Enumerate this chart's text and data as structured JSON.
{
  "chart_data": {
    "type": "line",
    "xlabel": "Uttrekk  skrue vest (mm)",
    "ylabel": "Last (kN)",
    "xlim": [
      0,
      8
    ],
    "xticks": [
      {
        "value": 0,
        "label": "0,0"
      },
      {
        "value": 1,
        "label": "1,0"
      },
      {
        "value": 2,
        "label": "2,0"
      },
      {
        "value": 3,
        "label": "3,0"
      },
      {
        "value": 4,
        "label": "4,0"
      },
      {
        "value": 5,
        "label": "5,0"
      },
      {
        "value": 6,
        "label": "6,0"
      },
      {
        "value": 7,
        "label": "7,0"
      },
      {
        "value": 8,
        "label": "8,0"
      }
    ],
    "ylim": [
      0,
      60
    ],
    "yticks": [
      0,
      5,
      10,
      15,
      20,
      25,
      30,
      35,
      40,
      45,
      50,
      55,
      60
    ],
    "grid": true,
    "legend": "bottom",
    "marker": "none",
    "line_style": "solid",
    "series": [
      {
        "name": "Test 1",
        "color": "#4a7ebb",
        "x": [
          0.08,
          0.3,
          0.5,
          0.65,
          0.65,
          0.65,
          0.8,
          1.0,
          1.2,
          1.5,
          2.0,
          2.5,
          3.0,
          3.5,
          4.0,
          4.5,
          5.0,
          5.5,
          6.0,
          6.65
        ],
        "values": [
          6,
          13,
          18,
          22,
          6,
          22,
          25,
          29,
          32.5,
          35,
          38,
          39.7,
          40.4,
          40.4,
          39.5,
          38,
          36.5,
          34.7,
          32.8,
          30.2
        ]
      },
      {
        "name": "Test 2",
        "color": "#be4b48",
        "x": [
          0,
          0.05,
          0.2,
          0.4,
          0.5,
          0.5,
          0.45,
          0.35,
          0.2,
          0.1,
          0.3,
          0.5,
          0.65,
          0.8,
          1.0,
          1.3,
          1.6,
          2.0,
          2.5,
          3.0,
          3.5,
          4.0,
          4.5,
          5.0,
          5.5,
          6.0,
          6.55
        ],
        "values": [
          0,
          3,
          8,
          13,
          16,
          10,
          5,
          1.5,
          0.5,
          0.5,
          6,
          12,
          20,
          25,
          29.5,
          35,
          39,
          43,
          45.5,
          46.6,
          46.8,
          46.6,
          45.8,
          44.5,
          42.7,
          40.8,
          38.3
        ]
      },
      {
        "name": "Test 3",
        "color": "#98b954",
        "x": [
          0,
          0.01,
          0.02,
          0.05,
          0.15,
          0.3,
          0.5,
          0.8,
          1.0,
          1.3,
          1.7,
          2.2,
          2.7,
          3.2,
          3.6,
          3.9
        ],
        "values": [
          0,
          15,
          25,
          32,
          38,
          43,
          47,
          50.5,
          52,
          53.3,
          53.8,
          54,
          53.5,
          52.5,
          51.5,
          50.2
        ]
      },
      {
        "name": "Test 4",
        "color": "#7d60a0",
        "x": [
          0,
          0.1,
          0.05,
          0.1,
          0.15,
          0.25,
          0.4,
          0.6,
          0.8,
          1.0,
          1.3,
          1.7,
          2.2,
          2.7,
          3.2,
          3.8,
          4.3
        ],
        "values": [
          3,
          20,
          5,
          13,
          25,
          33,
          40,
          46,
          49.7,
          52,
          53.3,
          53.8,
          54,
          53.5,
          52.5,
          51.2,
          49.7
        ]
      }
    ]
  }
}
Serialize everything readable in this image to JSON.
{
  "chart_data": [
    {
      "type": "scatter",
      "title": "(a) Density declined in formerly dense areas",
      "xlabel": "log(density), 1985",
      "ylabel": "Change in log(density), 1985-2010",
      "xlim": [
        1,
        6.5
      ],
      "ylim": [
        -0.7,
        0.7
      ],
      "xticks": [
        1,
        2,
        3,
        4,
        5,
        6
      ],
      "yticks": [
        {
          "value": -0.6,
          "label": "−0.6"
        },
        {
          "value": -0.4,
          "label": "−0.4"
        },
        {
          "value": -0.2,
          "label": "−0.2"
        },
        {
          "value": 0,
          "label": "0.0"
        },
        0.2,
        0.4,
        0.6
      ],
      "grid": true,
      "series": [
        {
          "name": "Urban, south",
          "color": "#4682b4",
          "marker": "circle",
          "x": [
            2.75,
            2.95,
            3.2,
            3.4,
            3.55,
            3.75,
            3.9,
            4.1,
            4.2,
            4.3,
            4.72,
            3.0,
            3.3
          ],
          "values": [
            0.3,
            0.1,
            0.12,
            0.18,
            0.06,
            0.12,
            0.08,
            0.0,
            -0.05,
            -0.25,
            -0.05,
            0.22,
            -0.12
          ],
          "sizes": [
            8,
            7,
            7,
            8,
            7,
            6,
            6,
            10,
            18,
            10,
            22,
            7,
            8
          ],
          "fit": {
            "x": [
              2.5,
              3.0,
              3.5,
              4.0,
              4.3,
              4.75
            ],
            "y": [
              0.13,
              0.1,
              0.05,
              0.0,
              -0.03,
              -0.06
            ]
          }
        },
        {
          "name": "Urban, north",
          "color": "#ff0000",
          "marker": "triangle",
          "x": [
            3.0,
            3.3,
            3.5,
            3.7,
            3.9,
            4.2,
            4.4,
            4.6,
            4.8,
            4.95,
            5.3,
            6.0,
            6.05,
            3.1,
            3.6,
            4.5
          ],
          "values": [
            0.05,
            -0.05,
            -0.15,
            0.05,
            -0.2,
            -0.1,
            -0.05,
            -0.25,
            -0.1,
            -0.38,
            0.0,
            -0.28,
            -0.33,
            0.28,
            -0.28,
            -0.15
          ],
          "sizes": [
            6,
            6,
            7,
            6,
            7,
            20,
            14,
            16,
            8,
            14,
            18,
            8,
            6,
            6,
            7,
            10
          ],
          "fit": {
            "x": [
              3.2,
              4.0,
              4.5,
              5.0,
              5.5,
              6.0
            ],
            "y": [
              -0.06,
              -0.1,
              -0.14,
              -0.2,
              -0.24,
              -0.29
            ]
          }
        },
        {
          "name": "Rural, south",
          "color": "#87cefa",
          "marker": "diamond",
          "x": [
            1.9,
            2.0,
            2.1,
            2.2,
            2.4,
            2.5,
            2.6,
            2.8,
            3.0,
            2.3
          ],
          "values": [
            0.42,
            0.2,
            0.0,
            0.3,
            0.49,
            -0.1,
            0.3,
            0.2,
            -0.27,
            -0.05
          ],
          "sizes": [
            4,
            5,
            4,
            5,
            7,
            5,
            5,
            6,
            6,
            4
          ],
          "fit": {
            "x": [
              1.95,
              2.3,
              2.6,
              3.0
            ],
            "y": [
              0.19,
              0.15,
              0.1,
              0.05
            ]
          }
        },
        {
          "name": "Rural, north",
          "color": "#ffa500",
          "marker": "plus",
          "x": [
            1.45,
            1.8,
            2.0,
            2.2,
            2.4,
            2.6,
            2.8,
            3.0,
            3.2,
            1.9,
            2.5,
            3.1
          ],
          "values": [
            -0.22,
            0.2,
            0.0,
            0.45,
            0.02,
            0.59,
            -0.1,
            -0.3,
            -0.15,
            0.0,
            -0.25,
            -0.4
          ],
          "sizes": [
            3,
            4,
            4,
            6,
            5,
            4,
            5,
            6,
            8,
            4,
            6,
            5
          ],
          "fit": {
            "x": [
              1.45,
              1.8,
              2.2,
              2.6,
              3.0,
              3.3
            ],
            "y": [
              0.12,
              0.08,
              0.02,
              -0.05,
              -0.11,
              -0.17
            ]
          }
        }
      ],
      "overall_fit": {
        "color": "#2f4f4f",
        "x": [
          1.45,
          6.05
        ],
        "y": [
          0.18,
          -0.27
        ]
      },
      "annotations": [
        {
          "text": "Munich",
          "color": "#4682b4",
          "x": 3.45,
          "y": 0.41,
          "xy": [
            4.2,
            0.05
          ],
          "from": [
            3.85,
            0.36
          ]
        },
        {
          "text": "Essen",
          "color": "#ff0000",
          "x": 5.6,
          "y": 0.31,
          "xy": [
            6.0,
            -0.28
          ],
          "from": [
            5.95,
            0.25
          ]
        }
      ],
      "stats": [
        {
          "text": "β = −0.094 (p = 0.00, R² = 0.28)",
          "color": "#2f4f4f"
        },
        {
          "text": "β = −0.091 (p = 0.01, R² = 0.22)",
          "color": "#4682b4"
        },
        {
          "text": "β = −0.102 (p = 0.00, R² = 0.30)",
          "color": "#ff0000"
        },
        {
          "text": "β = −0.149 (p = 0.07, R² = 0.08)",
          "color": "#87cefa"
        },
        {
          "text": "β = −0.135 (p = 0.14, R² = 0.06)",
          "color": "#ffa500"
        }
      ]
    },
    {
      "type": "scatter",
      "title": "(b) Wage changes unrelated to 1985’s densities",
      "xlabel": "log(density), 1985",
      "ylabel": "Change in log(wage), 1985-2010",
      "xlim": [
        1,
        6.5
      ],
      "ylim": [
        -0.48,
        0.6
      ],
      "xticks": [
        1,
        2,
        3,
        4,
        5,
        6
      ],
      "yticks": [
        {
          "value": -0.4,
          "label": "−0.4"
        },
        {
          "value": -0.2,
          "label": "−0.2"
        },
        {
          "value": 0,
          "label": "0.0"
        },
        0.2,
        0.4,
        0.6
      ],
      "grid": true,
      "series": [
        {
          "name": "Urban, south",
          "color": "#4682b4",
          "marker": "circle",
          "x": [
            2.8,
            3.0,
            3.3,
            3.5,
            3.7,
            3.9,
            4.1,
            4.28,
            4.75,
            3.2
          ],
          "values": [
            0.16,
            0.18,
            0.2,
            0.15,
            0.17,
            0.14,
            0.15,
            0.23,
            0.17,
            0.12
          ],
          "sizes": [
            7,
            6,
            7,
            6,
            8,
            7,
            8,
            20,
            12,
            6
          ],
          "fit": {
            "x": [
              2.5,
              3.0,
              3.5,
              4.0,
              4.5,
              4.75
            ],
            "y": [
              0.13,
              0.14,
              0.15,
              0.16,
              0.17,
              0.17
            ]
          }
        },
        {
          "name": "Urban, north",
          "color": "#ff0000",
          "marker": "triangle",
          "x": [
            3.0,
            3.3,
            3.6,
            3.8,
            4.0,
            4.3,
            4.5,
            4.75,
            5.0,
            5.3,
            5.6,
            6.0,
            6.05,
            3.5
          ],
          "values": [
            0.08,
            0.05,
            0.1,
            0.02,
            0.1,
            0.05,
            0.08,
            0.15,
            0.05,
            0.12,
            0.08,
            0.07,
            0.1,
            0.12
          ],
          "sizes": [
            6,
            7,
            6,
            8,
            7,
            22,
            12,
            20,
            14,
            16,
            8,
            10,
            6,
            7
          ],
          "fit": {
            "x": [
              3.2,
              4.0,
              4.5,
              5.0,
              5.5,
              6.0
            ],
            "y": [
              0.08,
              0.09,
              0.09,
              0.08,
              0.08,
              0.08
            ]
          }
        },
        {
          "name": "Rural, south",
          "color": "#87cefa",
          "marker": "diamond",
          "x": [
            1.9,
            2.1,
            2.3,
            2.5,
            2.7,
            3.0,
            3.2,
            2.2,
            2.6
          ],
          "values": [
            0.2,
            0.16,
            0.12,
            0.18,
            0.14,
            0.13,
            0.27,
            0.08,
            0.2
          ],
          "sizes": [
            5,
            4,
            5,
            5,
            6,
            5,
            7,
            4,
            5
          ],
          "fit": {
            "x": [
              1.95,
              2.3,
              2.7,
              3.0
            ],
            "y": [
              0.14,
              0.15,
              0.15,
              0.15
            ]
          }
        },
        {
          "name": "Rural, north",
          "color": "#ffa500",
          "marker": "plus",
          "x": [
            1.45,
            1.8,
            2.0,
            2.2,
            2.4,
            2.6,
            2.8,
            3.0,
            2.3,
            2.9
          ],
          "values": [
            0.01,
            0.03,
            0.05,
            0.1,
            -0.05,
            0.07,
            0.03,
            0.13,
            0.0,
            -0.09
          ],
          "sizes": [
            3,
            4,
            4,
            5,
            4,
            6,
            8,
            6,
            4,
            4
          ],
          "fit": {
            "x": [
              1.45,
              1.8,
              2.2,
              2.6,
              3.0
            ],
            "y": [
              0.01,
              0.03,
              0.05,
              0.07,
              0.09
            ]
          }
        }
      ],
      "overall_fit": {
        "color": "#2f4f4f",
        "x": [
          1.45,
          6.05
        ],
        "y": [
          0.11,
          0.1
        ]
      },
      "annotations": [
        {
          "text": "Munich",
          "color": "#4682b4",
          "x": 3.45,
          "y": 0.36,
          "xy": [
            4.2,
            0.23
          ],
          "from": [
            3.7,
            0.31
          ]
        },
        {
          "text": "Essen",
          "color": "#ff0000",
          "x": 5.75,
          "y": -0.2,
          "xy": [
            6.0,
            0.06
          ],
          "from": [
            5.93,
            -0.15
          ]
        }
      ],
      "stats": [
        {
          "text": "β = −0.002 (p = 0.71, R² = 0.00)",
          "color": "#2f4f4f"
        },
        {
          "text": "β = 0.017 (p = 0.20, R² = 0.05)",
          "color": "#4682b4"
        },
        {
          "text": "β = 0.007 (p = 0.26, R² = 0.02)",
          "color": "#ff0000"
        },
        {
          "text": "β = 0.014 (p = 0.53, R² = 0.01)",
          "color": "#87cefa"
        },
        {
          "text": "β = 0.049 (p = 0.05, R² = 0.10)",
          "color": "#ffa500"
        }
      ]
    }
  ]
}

*Exercise directions*:
Of the lines in the material, how many include "Test"? Respond with the number alone.

*Solved exercise*:
4